_WRITTEN INSTRUCTION:_ Report back each line of the records that contains the string "Administrativo".

_Items from a dataset:_

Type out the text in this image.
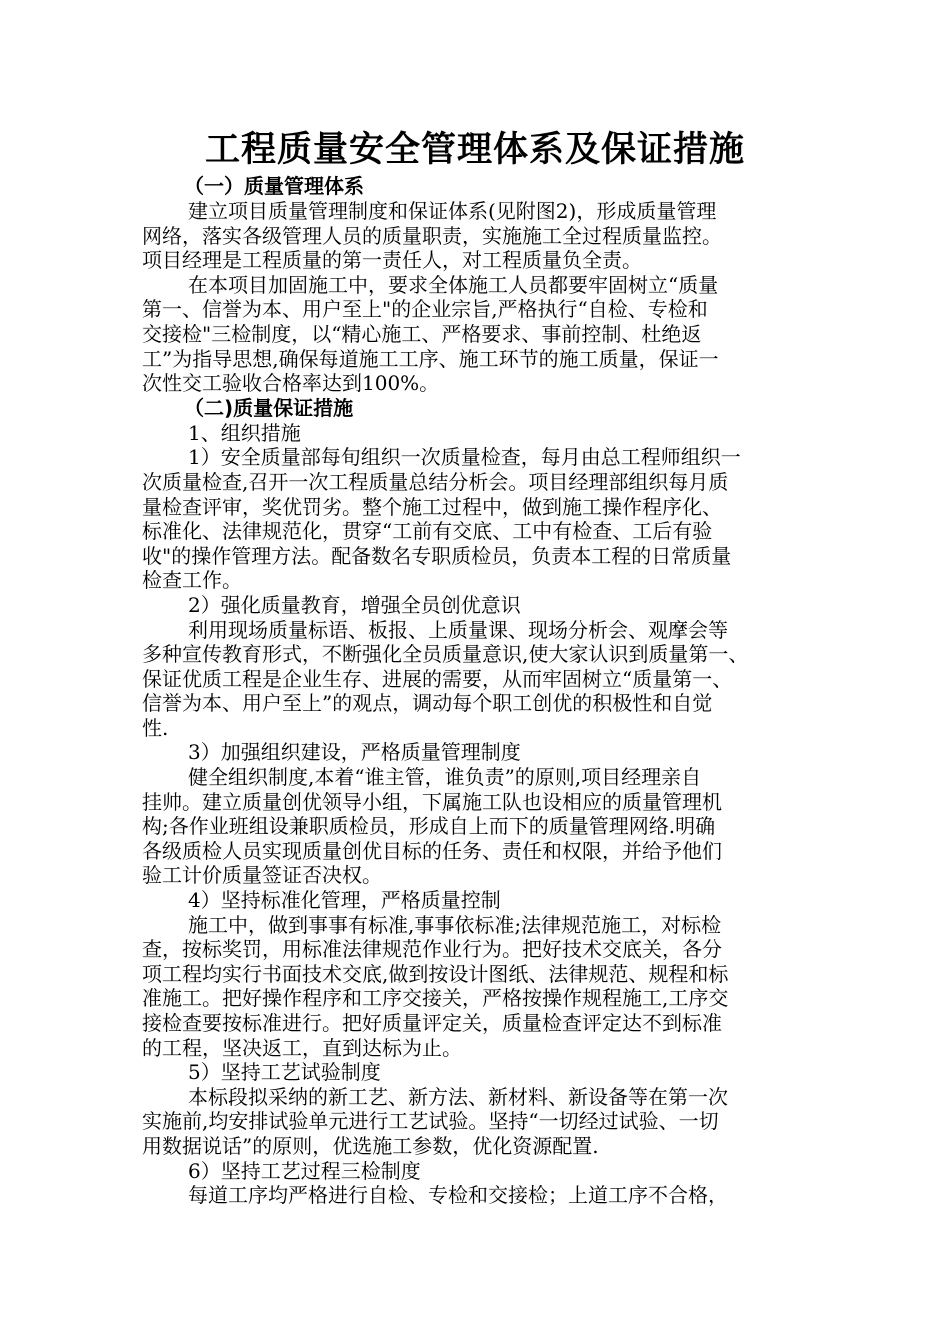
工程质量安全管理体系及保证措施
（一）质量管理体系
建立项目质量管理制度和保证体系(见附图2)，形成质量管理
网络，落实各级管理人员的质量职责，实施施工全过程质量监控。
项目经理是工程质量的第一责任人，对工程质量负全责。
在本项目加固施工中，要求全体施工人员都要牢固树立“质量
第一、信誉为本、用户至上"的企业宗旨,严格执行“自检、专检和
交接检"三检制度，以“精心施工、严格要求、事前控制、杜绝返
工”为指导思想,确保每道施工工序、施工环节的施工质量，保证一
次性交工验收合格率达到100%。
（二)质量保证措施
1、组织措施
1）安全质量部每旬组织一次质量检查，每月由总工程师组织一
次质量检查,召开一次工程质量总结分析会。项目经理部组织每月质
量检查评审，奖优罚劣。整个施工过程中，做到施工操作程序化、
标准化、法律规范化，贯穿“工前有交底、工中有检查、工后有验
收"的操作管理方法。配备数名专职质检员，负责本工程的日常质量
检查工作。
2）强化质量教育，增强全员创优意识
利用现场质量标语、板报、上质量课、现场分析会、观摩会等
多种宣传教育形式，不断强化全员质量意识,使大家认识到质量第一、
保证优质工程是企业生存、进展的需要，从而牢固树立“质量第一、
信誉为本、用户至上”的观点，调动每个职工创优的积极性和自觉
性.
3）加强组织建设，严格质量管理制度
健全组织制度,本着“谁主管，谁负责”的原则,项目经理亲自
挂帅。建立质量创优领导小组，下属施工队也设相应的质量管理机
构;各作业班组设兼职质检员，形成自上而下的质量管理网络.明确
各级质检人员实现质量创优目标的任务、责任和权限，并给予他们
验工计价质量签证否决权。
4）坚持标准化管理，严格质量控制
施工中，做到事事有标准,事事依标准;法律规范施工，对标检
查，按标奖罚，用标准法律规范作业行为。把好技术交底关，各分
项工程均实行书面技术交底,做到按设计图纸、法律规范、规程和标
准施工。把好操作程序和工序交接关，严格按操作规程施工,工序交
接检查要按标准进行。把好质量评定关，质量检查评定达不到标准
的工程，坚决返工，直到达标为止。
5）坚持工艺试验制度
本标段拟采纳的新工艺、新方法、新材料、新设备等在第一次
实施前,均安排试验单元进行工艺试验。坚持“一切经过试验、一切
用数据说话”的原则，优选施工参数，优化资源配置.
6）坚持工艺过程三检制度
每道工序均严格进行自检、专检和交接检；上道工序不合格，
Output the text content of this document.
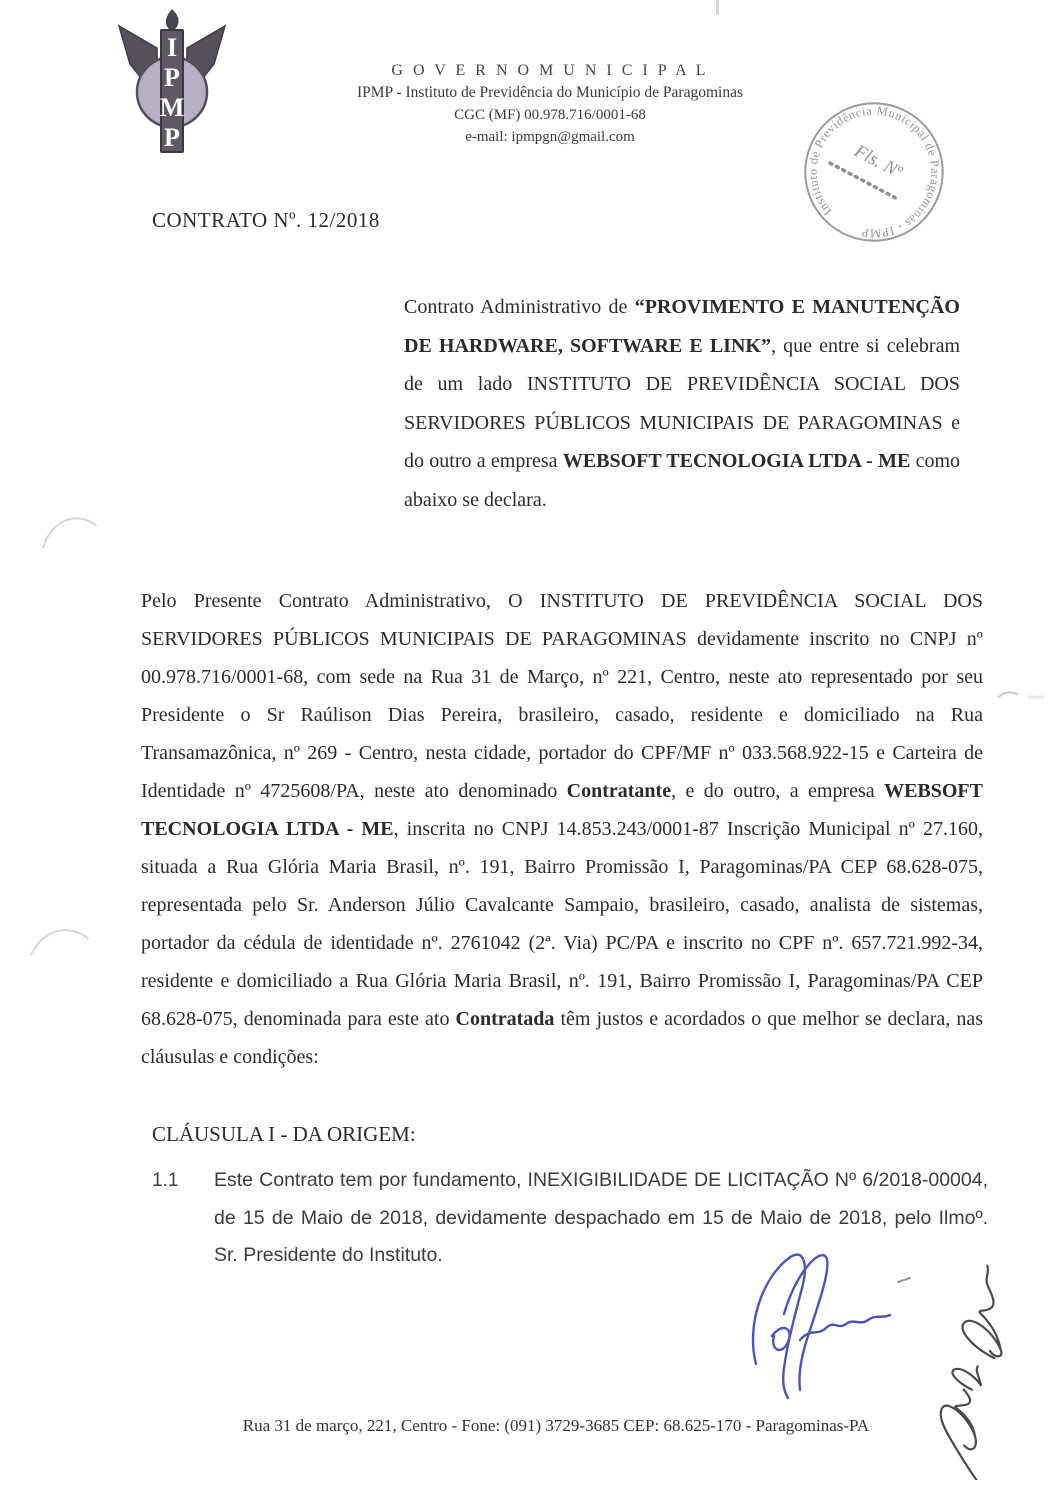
I
P
M
P
G O V E R N O M U N I C I P A L
IPMP - Instituto de Previdência do Município de Paragominas
CGC (MF) 00.978.716/0001-68
e-mail: ipmpgn@gmail.com
Instituto de Previdência Municipal de Paragominas - IPMP
Fls. Nº
CONTRATO Nº. 12/2018
Contrato Administrativo de “PROVIMENTO E MANUTENÇÃO DE HARDWARE, SOFTWARE E LINK”, que entre si celebram de um lado INSTITUTO DE PREVIDÊNCIA SOCIAL DOS SERVIDORES PÚBLICOS MUNICIPAIS DE PARAGOMINAS e do outro a empresa WEBSOFT TECNOLOGIA LTDA - ME como abaixo se declara.
Pelo Presente Contrato Administrativo, O INSTITUTO DE PREVIDÊNCIA SOCIAL DOS SERVIDORES PÚBLICOS MUNICIPAIS DE PARAGOMINAS devidamente inscrito no CNPJ nº 00.978.716/0001-68, com sede na Rua 31 de Março, nº 221, Centro, neste ato representado por seu Presidente o Sr Raúlison Dias Pereira, brasileiro, casado, residente e domiciliado na Rua Transamazônica, nº 269 - Centro, nesta cidade, portador do CPF/MF nº 033.568.922-15 e Carteira de Identidade nº 4725608/PA, neste ato denominado Contratante, e do outro, a empresa WEBSOFT TECNOLOGIA LTDA - ME, inscrita no CNPJ 14.853.243/0001-87 Inscrição Municipal nº 27.160, situada a Rua Glória Maria Brasil, nº. 191, Bairro Promissão I, Paragominas/PA CEP 68.628-075, representada pelo Sr. Anderson Júlio Cavalcante Sampaio, brasileiro, casado, analista de sistemas, portador da cédula de identidade nº. 2761042 (2ª. Via) PC/PA e inscrito no CPF nº. 657.721.992-34, residente e domiciliado a Rua Glória Maria Brasil, nº. 191, Bairro Promissão I, Paragominas/PA CEP 68.628-075, denominada para este ato Contratada têm justos e acordados o que melhor se declara, nas cláusulas e condições:
CLÁUSULA I - DA ORIGEM:
1.1	Este Contrato tem por fundamento, INEXIGIBILIDADE DE LICITAÇÃO Nº 6/2018-00004, de 15 de Maio de 2018, devidamente despachado em 15 de Maio de 2018, pelo Ilmoº. Sr. Presidente do Instituto.
Rua 31 de março, 221, Centro - Fone: (091) 3729-3685 CEP: 68.625-170 - Paragominas-PA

_ANSWER FOR THIS EXERCISE:_
Contrato Administrativo de “PROVIMENTO E MANUTENÇÃO DE HARDWARE, SOFTWARE E LINK”, que entre si celebram de um lado INSTITUTO DE PREVIDÊNCIA SOCIAL DOS SERVIDORES PÚBLICOS MUNICIPAIS DE PARAGOMINAS e do outro a empresa WEBSOFT TECNOLOGIA LTDA - ME como abaixo se declara.
Pelo Presente Contrato Administrativo, O INSTITUTO DE PREVIDÊNCIA SOCIAL DOS SERVIDORES PÚBLICOS MUNICIPAIS DE PARAGOMINAS devidamente inscrito no CNPJ nº 00.978.716/0001-68, com sede na Rua 31 de Março, nº 221, Centro, neste ato representado por seu Presidente o Sr Raúlison Dias Pereira, brasileiro, casado, residente e domiciliado na Rua Transamazônica, nº 269 - Centro, nesta cidade, portador do CPF/MF nº 033.568.922-15 e Carteira de Identidade nº 4725608/PA, neste ato denominado Contratante, e do outro, a empresa WEBSOFT TECNOLOGIA LTDA - ME, inscrita no CNPJ 14.853.243/0001-87 Inscrição Municipal nº 27.160, situada a Rua Glória Maria Brasil, nº. 191, Bairro Promissão I, Paragominas/PA CEP 68.628-075, representada pelo Sr. Anderson Júlio Cavalcante Sampaio, brasileiro, casado, analista de sistemas, portador da cédula de identidade nº. 2761042 (2ª. Via) PC/PA e inscrito no CPF nº. 657.721.992-34, residente e domiciliado a Rua Glória Maria Brasil, nº. 191, Bairro Promissão I, Paragominas/PA CEP 68.628-075, denominada para este ato Contratada têm justos e acordados o que melhor se declara, nas cláusulas e condições:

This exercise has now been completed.